[The task] Exactly as written, retype the listing below, omitting the pictures.

[Dataset records]
● ● ● ● ● ● ●

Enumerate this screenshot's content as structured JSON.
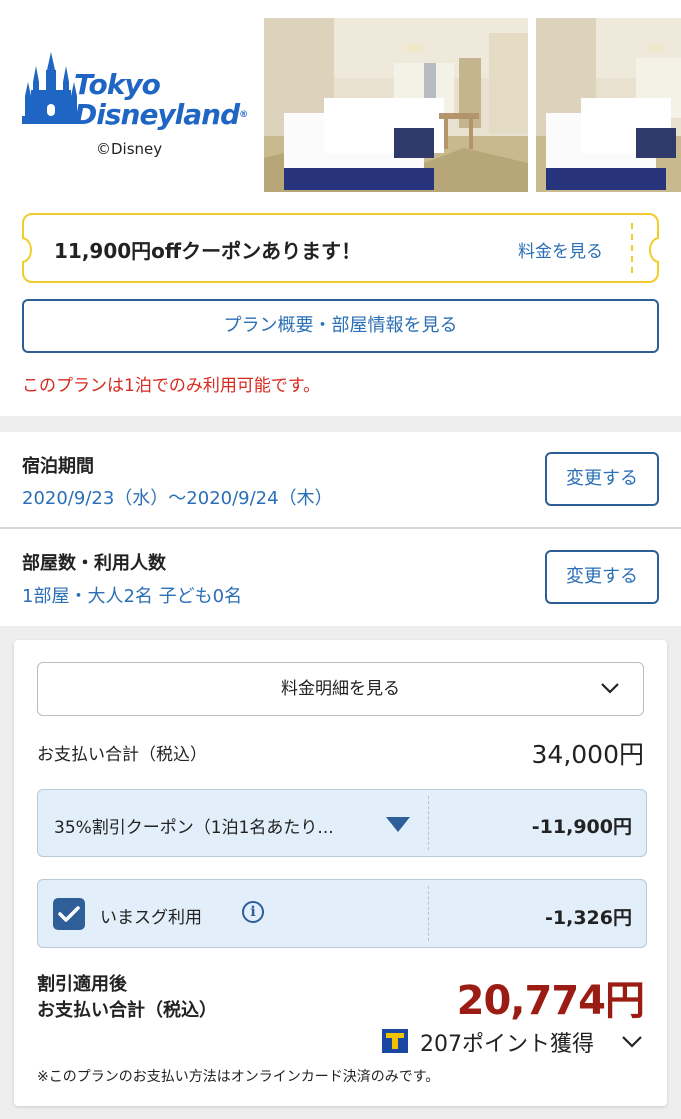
{
  "header": {
    "logo_line1": "Tokyo",
    "logo_line2": "Disneyland",
    "logo_reg": "®",
    "logo_copyright": "©Disney",
    "photos": [
      "hotel-room-photo",
      "hotel-room-photo"
    ]
  },
  "coupon": {
    "text": "11,900円offクーポンあります！",
    "link": "料金を見る",
    "border_color": "#f1cd2b"
  },
  "plan": {
    "button_label": "プラン概要・部屋情報を見る",
    "note": "このプランは1泊でのみ利用可能です。"
  },
  "stay": {
    "period_title": "宿泊期間",
    "period_value": "2020/9/23（水）〜2020/9/24（木）",
    "period_change": "変更する",
    "rooms_title": "部屋数・利用人数",
    "rooms_value": "1部屋・大人2名 子ども0名",
    "rooms_change": "変更する"
  },
  "price": {
    "detail_button": "料金明細を見る",
    "total_label": "お支払い合計（税込）",
    "total_value": "34,000円",
    "coupon_label": "35%割引クーポン（1泊1名あたり...",
    "coupon_amount": "-11,900円",
    "imasugu_label": "いまスグ利用",
    "imasugu_checked": true,
    "imasugu_amount": "-1,326円",
    "info_symbol": "i",
    "after_label_line1": "割引適用後",
    "after_label_line2": "お支払い合計（税込）",
    "after_value": "20,774円",
    "points_text": "207ポイント獲得",
    "footnote": "※このプランのお支払い方法はオンラインカード決済のみです。"
  },
  "colors": {
    "accent_blue": "#2b6fb6",
    "dark_blue": "#2e5f99",
    "error_red": "#d8291f",
    "price_red": "#9b1c12",
    "discount_bg": "#e2eef9"
  }
}
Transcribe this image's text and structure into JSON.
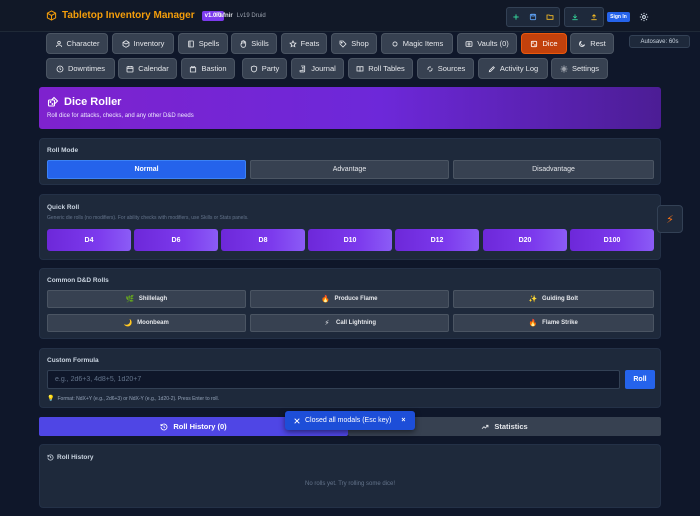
{
  "app": {
    "title": "Tabletop Inventory Manager",
    "version": "v1.0.0"
  },
  "character": {
    "name": "Fafnir",
    "meta": "Lv19 Druid"
  },
  "toolbar": {
    "signin_label": "Sign In",
    "autosave": "Autosave: 60s"
  },
  "nav_row1": [
    {
      "label": "Character",
      "icon": "user-icon"
    },
    {
      "label": "Inventory",
      "icon": "package-icon"
    },
    {
      "label": "Spells",
      "icon": "book-icon"
    },
    {
      "label": "Skills",
      "icon": "hand-icon"
    },
    {
      "label": "Feats",
      "icon": "star-icon"
    },
    {
      "label": "Shop",
      "icon": "tag-icon"
    },
    {
      "label": "Magic Items",
      "icon": "sparkle-icon"
    },
    {
      "label": "Vaults (0)",
      "icon": "vault-icon"
    },
    {
      "label": "Dice",
      "icon": "dice-icon"
    },
    {
      "label": "Rest",
      "icon": "moon-icon"
    }
  ],
  "nav_row2": [
    {
      "label": "Downtimes",
      "icon": "clock-icon"
    },
    {
      "label": "Calendar",
      "icon": "calendar-icon"
    },
    {
      "label": "Bastion",
      "icon": "castle-icon"
    },
    {
      "label": "Party",
      "icon": "shield-icon"
    },
    {
      "label": "Journal",
      "icon": "scroll-icon"
    },
    {
      "label": "Roll Tables",
      "icon": "table-book-icon"
    },
    {
      "label": "Sources",
      "icon": "sources-icon"
    },
    {
      "label": "Activity Log",
      "icon": "pencil-icon"
    },
    {
      "label": "Settings",
      "icon": "gear-icon"
    }
  ],
  "header": {
    "title": "Dice Roller",
    "subtitle": "Roll dice for attacks, checks, and any other D&D needs"
  },
  "roll_mode": {
    "title": "Roll Mode",
    "options": [
      "Normal",
      "Advantage",
      "Disadvantage"
    ],
    "selected": "Normal"
  },
  "quick_roll": {
    "title": "Quick Roll",
    "hint": "Generic die rolls (no modifiers). For ability checks with modifiers, use Skills or Stats panels.",
    "dice": [
      "D4",
      "D6",
      "D8",
      "D10",
      "D12",
      "D20",
      "D100"
    ]
  },
  "common_rolls": {
    "title": "Common D&D Rolls",
    "items": [
      {
        "label": "Shillelagh",
        "icon": "leaf-icon",
        "glyph": "🌿"
      },
      {
        "label": "Produce Flame",
        "icon": "flame-icon",
        "glyph": "🔥"
      },
      {
        "label": "Guiding Bolt",
        "icon": "sparkle-icon",
        "glyph": "✨"
      },
      {
        "label": "Moonbeam",
        "icon": "moon-icon",
        "glyph": "🌙"
      },
      {
        "label": "Call Lightning",
        "icon": "lightning-icon",
        "glyph": "⚡"
      },
      {
        "label": "Flame Strike",
        "icon": "flame-icon",
        "glyph": "🔥"
      }
    ]
  },
  "custom": {
    "title": "Custom Formula",
    "placeholder": "e.g., 2d6+3, 4d8+5, 1d20+7",
    "roll_label": "Roll",
    "hint": "Format: NdX+Y (e.g., 2d6+3) or NdX-Y (e.g., 1d20-2). Press Enter to roll."
  },
  "tabs": {
    "history": "Roll History (0)",
    "stats": "Statistics"
  },
  "toast": {
    "text": "Closed all modals (Esc key)",
    "close": "×"
  },
  "history": {
    "title": "Roll History",
    "empty": "No rolls yet. Try rolling some dice!"
  },
  "colors": {
    "accent": "#2563eb",
    "dice_active": "#c2410c",
    "purple": "#7c3aed",
    "brand": "#f59e0b"
  }
}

● ● ● ● ● ● ●

[In response]
Enumerate this screenshot's content as structured JSON.
{
  "header": {
    "logo_line1": "Tokyo",
    "logo_line2": "Disneyland",
    "logo_reg": "®",
    "logo_copyright": "©Disney",
    "photos": [
      "hotel-room-photo",
      "hotel-room-photo"
    ]
  },
  "coupon": {
    "text": "11,900円offクーポンあります！",
    "link": "料金を見る",
    "border_color": "#f1cd2b"
  },
  "plan": {
    "button_label": "プラン概要・部屋情報を見る",
    "note": "このプランは1泊でのみ利用可能です。"
  },
  "stay": {
    "period_title": "宿泊期間",
    "period_value": "2020/9/23（水）〜2020/9/24（木）",
    "period_change": "変更する",
    "rooms_title": "部屋数・利用人数",
    "rooms_value": "1部屋・大人2名 子ども0名",
    "rooms_change": "変更する"
  },
  "price": {
    "detail_button": "料金明細を見る",
    "total_label": "お支払い合計（税込）",
    "total_value": "34,000円",
    "coupon_label": "35%割引クーポン（1泊1名あたり...",
    "coupon_amount": "-11,900円",
    "imasugu_label": "いまスグ利用",
    "imasugu_checked": true,
    "imasugu_amount": "-1,326円",
    "info_symbol": "i",
    "after_label_line1": "割引適用後",
    "after_label_line2": "お支払い合計（税込）",
    "after_value": "20,774円",
    "points_text": "207ポイント獲得",
    "footnote": "※このプランのお支払い方法はオンラインカード決済のみです。"
  },
  "colors": {
    "accent_blue": "#2b6fb6",
    "dark_blue": "#2e5f99",
    "error_red": "#d8291f",
    "price_red": "#9b1c12",
    "discount_bg": "#e2eef9"
  }
}
Transcribe this image's text and structure into JSON.
{
  "app": {
    "title": "Tabletop Inventory Manager",
    "version": "v1.0.0"
  },
  "character": {
    "name": "Fafnir",
    "meta": "Lv19 Druid"
  },
  "toolbar": {
    "signin_label": "Sign In",
    "autosave": "Autosave: 60s"
  },
  "nav_row1": [
    {
      "label": "Character",
      "icon": "user-icon"
    },
    {
      "label": "Inventory",
      "icon": "package-icon"
    },
    {
      "label": "Spells",
      "icon": "book-icon"
    },
    {
      "label": "Skills",
      "icon": "hand-icon"
    },
    {
      "label": "Feats",
      "icon": "star-icon"
    },
    {
      "label": "Shop",
      "icon": "tag-icon"
    },
    {
      "label": "Magic Items",
      "icon": "sparkle-icon"
    },
    {
      "label": "Vaults (0)",
      "icon": "vault-icon"
    },
    {
      "label": "Dice",
      "icon": "dice-icon"
    },
    {
      "label": "Rest",
      "icon": "moon-icon"
    }
  ],
  "nav_row2": [
    {
      "label": "Downtimes",
      "icon": "clock-icon"
    },
    {
      "label": "Calendar",
      "icon": "calendar-icon"
    },
    {
      "label": "Bastion",
      "icon": "castle-icon"
    },
    {
      "label": "Party",
      "icon": "shield-icon"
    },
    {
      "label": "Journal",
      "icon": "scroll-icon"
    },
    {
      "label": "Roll Tables",
      "icon": "table-book-icon"
    },
    {
      "label": "Sources",
      "icon": "sources-icon"
    },
    {
      "label": "Activity Log",
      "icon": "pencil-icon"
    },
    {
      "label": "Settings",
      "icon": "gear-icon"
    }
  ],
  "header": {
    "title": "Dice Roller",
    "subtitle": "Roll dice for attacks, checks, and any other D&D needs"
  },
  "roll_mode": {
    "title": "Roll Mode",
    "options": [
      "Normal",
      "Advantage",
      "Disadvantage"
    ],
    "selected": "Normal"
  },
  "quick_roll": {
    "title": "Quick Roll",
    "hint": "Generic die rolls (no modifiers). For ability checks with modifiers, use Skills or Stats panels.",
    "dice": [
      "D4",
      "D6",
      "D8",
      "D10",
      "D12",
      "D20",
      "D100"
    ]
  },
  "common_rolls": {
    "title": "Common D&D Rolls",
    "items": [
      {
        "label": "Shillelagh",
        "icon": "leaf-icon",
        "glyph": "🌿"
      },
      {
        "label": "Produce Flame",
        "icon": "flame-icon",
        "glyph": "🔥"
      },
      {
        "label": "Guiding Bolt",
        "icon": "sparkle-icon",
        "glyph": "✨"
      },
      {
        "label": "Moonbeam",
        "icon": "moon-icon",
        "glyph": "🌙"
      },
      {
        "label": "Call Lightning",
        "icon": "lightning-icon",
        "glyph": "⚡"
      },
      {
        "label": "Flame Strike",
        "icon": "flame-icon",
        "glyph": "🔥"
      }
    ]
  },
  "custom": {
    "title": "Custom Formula",
    "placeholder": "e.g., 2d6+3, 4d8+5, 1d20+7",
    "roll_label": "Roll",
    "hint": "Format: NdX+Y (e.g., 2d6+3) or NdX-Y (e.g., 1d20-2). Press Enter to roll."
  },
  "tabs": {
    "history": "Roll History (0)",
    "stats": "Statistics"
  },
  "toast": {
    "text": "Closed all modals (Esc key)",
    "close": "×"
  },
  "history": {
    "title": "Roll History",
    "empty": "No rolls yet. Try rolling some dice!"
  },
  "colors": {
    "accent": "#2563eb",
    "dice_active": "#c2410c",
    "purple": "#7c3aed",
    "brand": "#f59e0b"
  }
}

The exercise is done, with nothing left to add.